### Dataset listings of figures
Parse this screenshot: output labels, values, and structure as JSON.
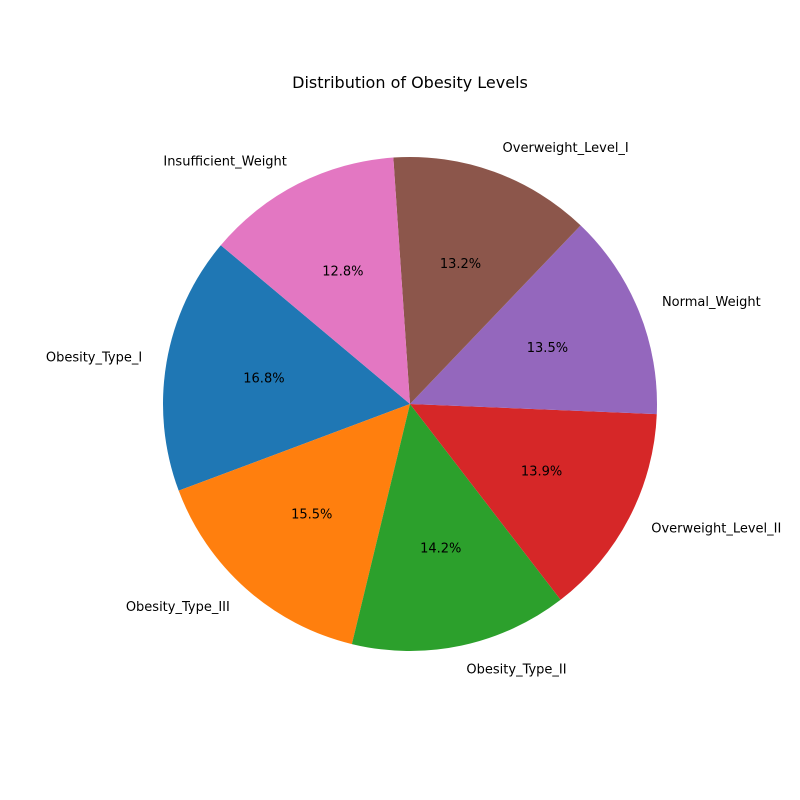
{
  "chart_data": {
    "type": "pie",
    "title": "Distribution of Obesity Levels",
    "slices": [
      {
        "label": "Obesity_Type_I",
        "value": 16.8,
        "pct_label": "16.8%",
        "color": "#1f77b4"
      },
      {
        "label": "Obesity_Type_III",
        "value": 15.5,
        "pct_label": "15.5%",
        "color": "#ff7f0e"
      },
      {
        "label": "Obesity_Type_II",
        "value": 14.2,
        "pct_label": "14.2%",
        "color": "#2ca02c"
      },
      {
        "label": "Overweight_Level_II",
        "value": 13.9,
        "pct_label": "13.9%",
        "color": "#d62728"
      },
      {
        "label": "Normal_Weight",
        "value": 13.5,
        "pct_label": "13.5%",
        "color": "#9467bd"
      },
      {
        "label": "Overweight_Level_I",
        "value": 13.2,
        "pct_label": "13.2%",
        "color": "#8c564b"
      },
      {
        "label": "Insufficient_Weight",
        "value": 12.8,
        "pct_label": "12.8%",
        "color": "#e377c2"
      }
    ],
    "start_angle_deg": 140,
    "direction": "counterclockwise"
  }
}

### Exercise prompt
Print the full listing exactly, dropping the pictures.

### Final result
Parse this screenshot: output labels, values, and structure as JSON.
{
  "chart_data": {
    "type": "pie",
    "title": "Distribution of Obesity Levels",
    "slices": [
      {
        "label": "Obesity_Type_I",
        "value": 16.8,
        "pct_label": "16.8%",
        "color": "#1f77b4"
      },
      {
        "label": "Obesity_Type_III",
        "value": 15.5,
        "pct_label": "15.5%",
        "color": "#ff7f0e"
      },
      {
        "label": "Obesity_Type_II",
        "value": 14.2,
        "pct_label": "14.2%",
        "color": "#2ca02c"
      },
      {
        "label": "Overweight_Level_II",
        "value": 13.9,
        "pct_label": "13.9%",
        "color": "#d62728"
      },
      {
        "label": "Normal_Weight",
        "value": 13.5,
        "pct_label": "13.5%",
        "color": "#9467bd"
      },
      {
        "label": "Overweight_Level_I",
        "value": 13.2,
        "pct_label": "13.2%",
        "color": "#8c564b"
      },
      {
        "label": "Insufficient_Weight",
        "value": 12.8,
        "pct_label": "12.8%",
        "color": "#e377c2"
      }
    ],
    "start_angle_deg": 140,
    "direction": "counterclockwise"
  }
}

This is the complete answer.